**Required task:** Restate the full set of records exactly, word for word.

**** Data shown

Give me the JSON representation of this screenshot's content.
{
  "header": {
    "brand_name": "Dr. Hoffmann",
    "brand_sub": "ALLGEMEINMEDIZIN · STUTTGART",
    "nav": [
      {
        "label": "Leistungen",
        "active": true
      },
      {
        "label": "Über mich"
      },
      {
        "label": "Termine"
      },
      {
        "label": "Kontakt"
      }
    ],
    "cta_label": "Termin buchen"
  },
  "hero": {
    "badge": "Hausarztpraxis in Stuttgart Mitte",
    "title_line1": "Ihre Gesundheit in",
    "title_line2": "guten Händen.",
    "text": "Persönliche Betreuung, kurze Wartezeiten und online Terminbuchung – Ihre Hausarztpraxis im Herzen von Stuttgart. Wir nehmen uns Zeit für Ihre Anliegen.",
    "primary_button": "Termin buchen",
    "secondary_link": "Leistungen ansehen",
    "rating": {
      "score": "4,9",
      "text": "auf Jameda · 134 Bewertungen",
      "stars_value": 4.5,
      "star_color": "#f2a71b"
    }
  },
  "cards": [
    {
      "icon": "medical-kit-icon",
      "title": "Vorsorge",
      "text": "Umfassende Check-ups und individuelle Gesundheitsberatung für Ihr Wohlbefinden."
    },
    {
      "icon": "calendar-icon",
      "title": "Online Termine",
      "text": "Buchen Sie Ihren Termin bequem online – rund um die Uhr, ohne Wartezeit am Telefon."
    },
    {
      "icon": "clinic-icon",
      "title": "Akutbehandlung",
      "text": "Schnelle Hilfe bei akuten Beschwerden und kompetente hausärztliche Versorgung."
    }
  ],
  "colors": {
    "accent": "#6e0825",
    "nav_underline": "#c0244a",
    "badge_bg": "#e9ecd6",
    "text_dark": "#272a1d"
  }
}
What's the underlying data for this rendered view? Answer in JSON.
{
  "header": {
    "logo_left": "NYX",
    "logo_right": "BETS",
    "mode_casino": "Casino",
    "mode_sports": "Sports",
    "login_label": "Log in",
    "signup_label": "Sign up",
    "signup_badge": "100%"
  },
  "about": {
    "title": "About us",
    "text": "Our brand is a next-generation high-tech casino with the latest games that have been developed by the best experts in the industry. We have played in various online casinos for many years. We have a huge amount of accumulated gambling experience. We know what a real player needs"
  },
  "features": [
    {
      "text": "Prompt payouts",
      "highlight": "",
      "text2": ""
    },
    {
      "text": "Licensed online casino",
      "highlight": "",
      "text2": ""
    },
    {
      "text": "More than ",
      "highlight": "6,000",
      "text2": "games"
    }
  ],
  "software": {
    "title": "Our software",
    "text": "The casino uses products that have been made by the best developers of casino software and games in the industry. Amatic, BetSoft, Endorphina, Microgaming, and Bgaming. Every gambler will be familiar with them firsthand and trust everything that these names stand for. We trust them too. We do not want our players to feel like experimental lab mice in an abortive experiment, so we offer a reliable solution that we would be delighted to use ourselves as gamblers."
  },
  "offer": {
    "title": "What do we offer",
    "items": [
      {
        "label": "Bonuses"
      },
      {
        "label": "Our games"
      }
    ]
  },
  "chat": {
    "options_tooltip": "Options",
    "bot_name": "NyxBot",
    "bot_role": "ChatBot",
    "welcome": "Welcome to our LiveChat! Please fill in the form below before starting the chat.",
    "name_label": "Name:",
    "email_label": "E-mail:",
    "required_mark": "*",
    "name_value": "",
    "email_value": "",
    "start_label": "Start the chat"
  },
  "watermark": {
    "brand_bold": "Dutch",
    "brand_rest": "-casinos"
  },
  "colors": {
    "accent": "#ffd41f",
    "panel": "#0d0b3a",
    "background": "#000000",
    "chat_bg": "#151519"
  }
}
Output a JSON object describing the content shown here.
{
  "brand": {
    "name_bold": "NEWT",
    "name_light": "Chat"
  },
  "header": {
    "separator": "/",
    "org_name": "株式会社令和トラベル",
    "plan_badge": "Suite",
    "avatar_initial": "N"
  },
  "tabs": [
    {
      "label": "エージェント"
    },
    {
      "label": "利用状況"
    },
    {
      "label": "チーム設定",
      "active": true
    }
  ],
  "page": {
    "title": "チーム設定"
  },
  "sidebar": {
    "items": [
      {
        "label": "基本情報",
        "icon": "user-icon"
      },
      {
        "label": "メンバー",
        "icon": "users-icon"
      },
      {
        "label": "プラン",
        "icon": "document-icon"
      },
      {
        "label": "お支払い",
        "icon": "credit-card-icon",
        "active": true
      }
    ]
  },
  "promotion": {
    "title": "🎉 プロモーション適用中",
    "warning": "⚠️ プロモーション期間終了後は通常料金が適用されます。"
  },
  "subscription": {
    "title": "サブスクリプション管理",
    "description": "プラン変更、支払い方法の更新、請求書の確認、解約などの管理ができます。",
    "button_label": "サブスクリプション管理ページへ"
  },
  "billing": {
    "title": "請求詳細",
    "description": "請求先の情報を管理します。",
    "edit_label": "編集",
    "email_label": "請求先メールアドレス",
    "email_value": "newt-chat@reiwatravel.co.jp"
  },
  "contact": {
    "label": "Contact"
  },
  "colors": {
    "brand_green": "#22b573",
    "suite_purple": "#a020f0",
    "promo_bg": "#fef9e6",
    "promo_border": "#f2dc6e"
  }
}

********

**Solution to the exercise:**
Give me the JSON representation of this screenshot's content.
{
  "header": {
    "brand_name": "Dr. Hoffmann",
    "brand_sub": "ALLGEMEINMEDIZIN · STUTTGART",
    "nav": [
      {
        "label": "Leistungen",
        "active": true
      },
      {
        "label": "Über mich"
      },
      {
        "label": "Termine"
      },
      {
        "label": "Kontakt"
      }
    ],
    "cta_label": "Termin buchen"
  },
  "hero": {
    "badge": "Hausarztpraxis in Stuttgart Mitte",
    "title_line1": "Ihre Gesundheit in",
    "title_line2": "guten Händen.",
    "text": "Persönliche Betreuung, kurze Wartezeiten und online Terminbuchung – Ihre Hausarztpraxis im Herzen von Stuttgart. Wir nehmen uns Zeit für Ihre Anliegen.",
    "primary_button": "Termin buchen",
    "secondary_link": "Leistungen ansehen",
    "rating": {
      "score": "4,9",
      "text": "auf Jameda · 134 Bewertungen",
      "stars_value": 4.5,
      "star_color": "#f2a71b"
    }
  },
  "cards": [
    {
      "icon": "medical-kit-icon",
      "title": "Vorsorge",
      "text": "Umfassende Check-ups und individuelle Gesundheitsberatung für Ihr Wohlbefinden."
    },
    {
      "icon": "calendar-icon",
      "title": "Online Termine",
      "text": "Buchen Sie Ihren Termin bequem online – rund um die Uhr, ohne Wartezeit am Telefon."
    },
    {
      "icon": "clinic-icon",
      "title": "Akutbehandlung",
      "text": "Schnelle Hilfe bei akuten Beschwerden und kompetente hausärztliche Versorgung."
    }
  ],
  "colors": {
    "accent": "#6e0825",
    "nav_underline": "#c0244a",
    "badge_bg": "#e9ecd6",
    "text_dark": "#272a1d"
  }
}
What's the underlying data for this rendered view? Answer in JSON.
{
  "header": {
    "logo_left": "NYX",
    "logo_right": "BETS",
    "mode_casino": "Casino",
    "mode_sports": "Sports",
    "login_label": "Log in",
    "signup_label": "Sign up",
    "signup_badge": "100%"
  },
  "about": {
    "title": "About us",
    "text": "Our brand is a next-generation high-tech casino with the latest games that have been developed by the best experts in the industry. We have played in various online casinos for many years. We have a huge amount of accumulated gambling experience. We know what a real player needs"
  },
  "features": [
    {
      "text": "Prompt payouts",
      "highlight": "",
      "text2": ""
    },
    {
      "text": "Licensed online casino",
      "highlight": "",
      "text2": ""
    },
    {
      "text": "More than ",
      "highlight": "6,000",
      "text2": "games"
    }
  ],
  "software": {
    "title": "Our software",
    "text": "The casino uses products that have been made by the best developers of casino software and games in the industry. Amatic, BetSoft, Endorphina, Microgaming, and Bgaming. Every gambler will be familiar with them firsthand and trust everything that these names stand for. We trust them too. We do not want our players to feel like experimental lab mice in an abortive experiment, so we offer a reliable solution that we would be delighted to use ourselves as gamblers."
  },
  "offer": {
    "title": "What do we offer",
    "items": [
      {
        "label": "Bonuses"
      },
      {
        "label": "Our games"
      }
    ]
  },
  "chat": {
    "options_tooltip": "Options",
    "bot_name": "NyxBot",
    "bot_role": "ChatBot",
    "welcome": "Welcome to our LiveChat! Please fill in the form below before starting the chat.",
    "name_label": "Name:",
    "email_label": "E-mail:",
    "required_mark": "*",
    "name_value": "",
    "email_value": "",
    "start_label": "Start the chat"
  },
  "watermark": {
    "brand_bold": "Dutch",
    "brand_rest": "-casinos"
  },
  "colors": {
    "accent": "#ffd41f",
    "panel": "#0d0b3a",
    "background": "#000000",
    "chat_bg": "#151519"
  }
}
Output a JSON object describing the content shown here.
{
  "brand": {
    "name_bold": "NEWT",
    "name_light": "Chat"
  },
  "header": {
    "separator": "/",
    "org_name": "株式会社令和トラベル",
    "plan_badge": "Suite",
    "avatar_initial": "N"
  },
  "tabs": [
    {
      "label": "エージェント"
    },
    {
      "label": "利用状況"
    },
    {
      "label": "チーム設定",
      "active": true
    }
  ],
  "page": {
    "title": "チーム設定"
  },
  "sidebar": {
    "items": [
      {
        "label": "基本情報",
        "icon": "user-icon"
      },
      {
        "label": "メンバー",
        "icon": "users-icon"
      },
      {
        "label": "プラン",
        "icon": "document-icon"
      },
      {
        "label": "お支払い",
        "icon": "credit-card-icon",
        "active": true
      }
    ]
  },
  "promotion": {
    "title": "🎉 プロモーション適用中",
    "warning": "⚠️ プロモーション期間終了後は通常料金が適用されます。"
  },
  "subscription": {
    "title": "サブスクリプション管理",
    "description": "プラン変更、支払い方法の更新、請求書の確認、解約などの管理ができます。",
    "button_label": "サブスクリプション管理ページへ"
  },
  "billing": {
    "title": "請求詳細",
    "description": "請求先の情報を管理します。",
    "edit_label": "編集",
    "email_label": "請求先メールアドレス",
    "email_value": "newt-chat@reiwatravel.co.jp"
  },
  "contact": {
    "label": "Contact"
  },
  "colors": {
    "brand_green": "#22b573",
    "suite_purple": "#a020f0",
    "promo_bg": "#fef9e6",
    "promo_border": "#f2dc6e"
  }
}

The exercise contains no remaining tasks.